**TASK DIRECTIONS**
Take each line containing "this" and report it exactly as written.

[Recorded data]
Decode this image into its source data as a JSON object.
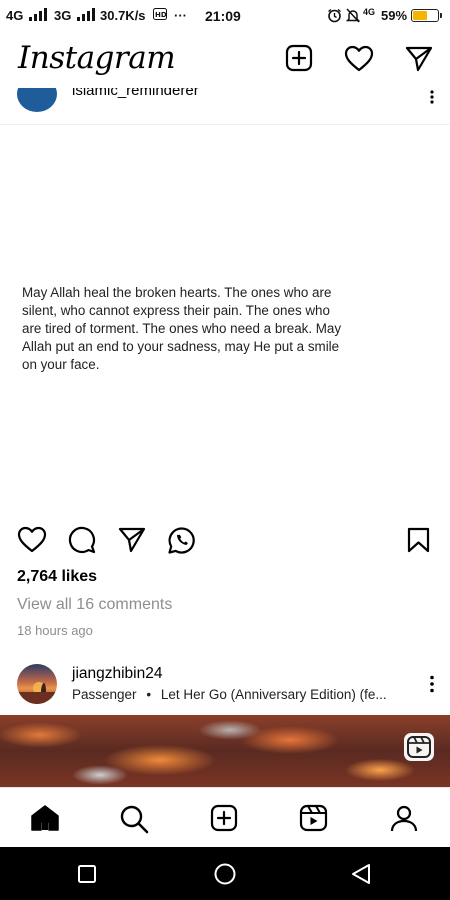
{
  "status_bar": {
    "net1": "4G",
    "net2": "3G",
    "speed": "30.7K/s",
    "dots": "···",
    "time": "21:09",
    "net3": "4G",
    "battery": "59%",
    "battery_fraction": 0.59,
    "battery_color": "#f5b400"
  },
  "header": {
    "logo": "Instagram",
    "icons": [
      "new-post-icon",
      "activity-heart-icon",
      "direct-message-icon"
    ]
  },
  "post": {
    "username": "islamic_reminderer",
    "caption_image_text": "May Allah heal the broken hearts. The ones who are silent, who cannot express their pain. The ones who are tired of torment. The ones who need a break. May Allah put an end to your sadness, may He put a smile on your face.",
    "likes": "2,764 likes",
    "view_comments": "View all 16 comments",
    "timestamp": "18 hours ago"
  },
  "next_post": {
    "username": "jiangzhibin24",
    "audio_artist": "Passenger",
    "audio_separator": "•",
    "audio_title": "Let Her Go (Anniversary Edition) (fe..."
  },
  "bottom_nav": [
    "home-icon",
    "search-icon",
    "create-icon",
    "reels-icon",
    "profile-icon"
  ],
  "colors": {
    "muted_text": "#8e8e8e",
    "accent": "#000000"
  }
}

...

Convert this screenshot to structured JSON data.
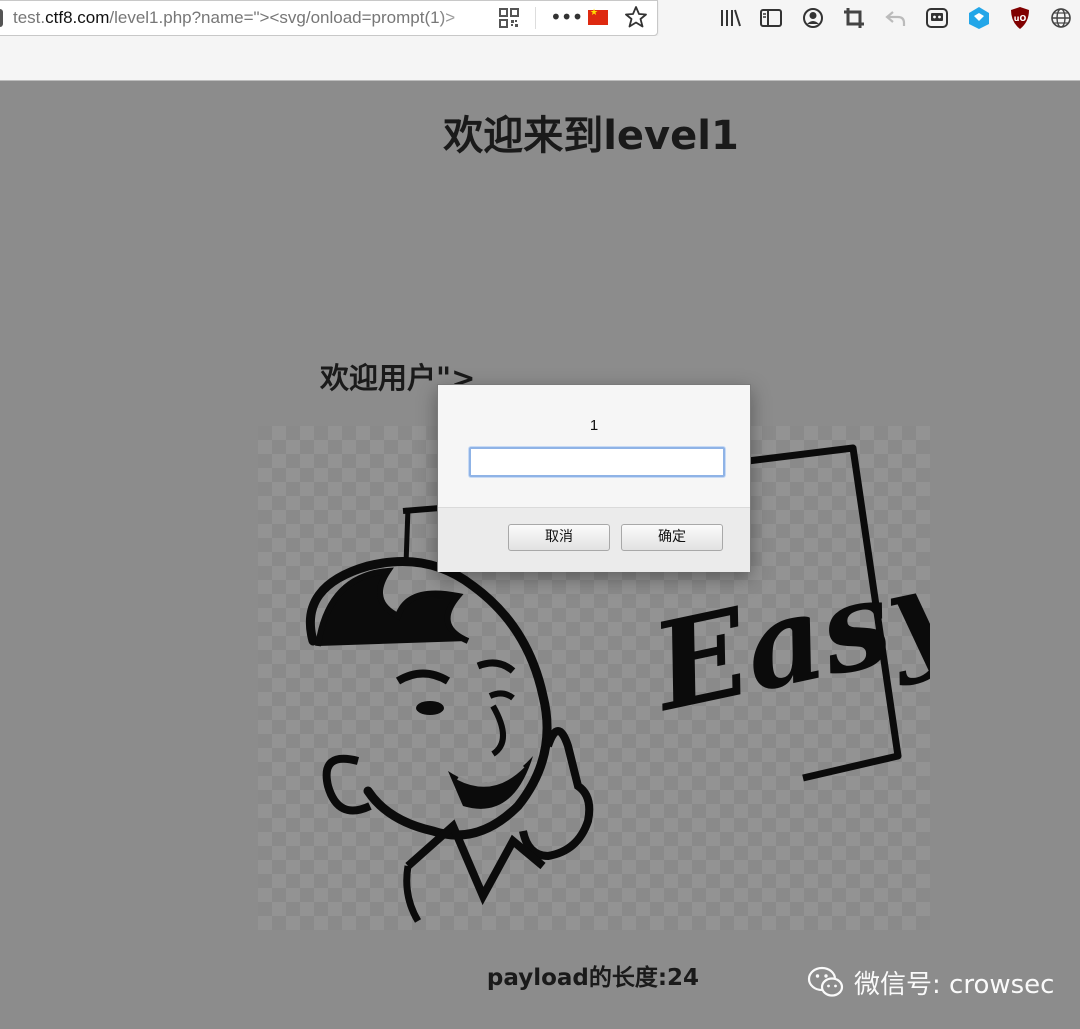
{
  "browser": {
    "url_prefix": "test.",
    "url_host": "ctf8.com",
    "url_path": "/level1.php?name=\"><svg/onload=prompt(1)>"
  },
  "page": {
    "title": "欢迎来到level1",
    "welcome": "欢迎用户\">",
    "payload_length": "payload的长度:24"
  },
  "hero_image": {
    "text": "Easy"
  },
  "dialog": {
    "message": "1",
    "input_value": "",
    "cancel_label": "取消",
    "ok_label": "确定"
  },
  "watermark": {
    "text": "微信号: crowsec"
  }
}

**RESPONSE BELOW**
Decode this image into its source data as a JSON object.
Convert this screenshot to structured JSON data.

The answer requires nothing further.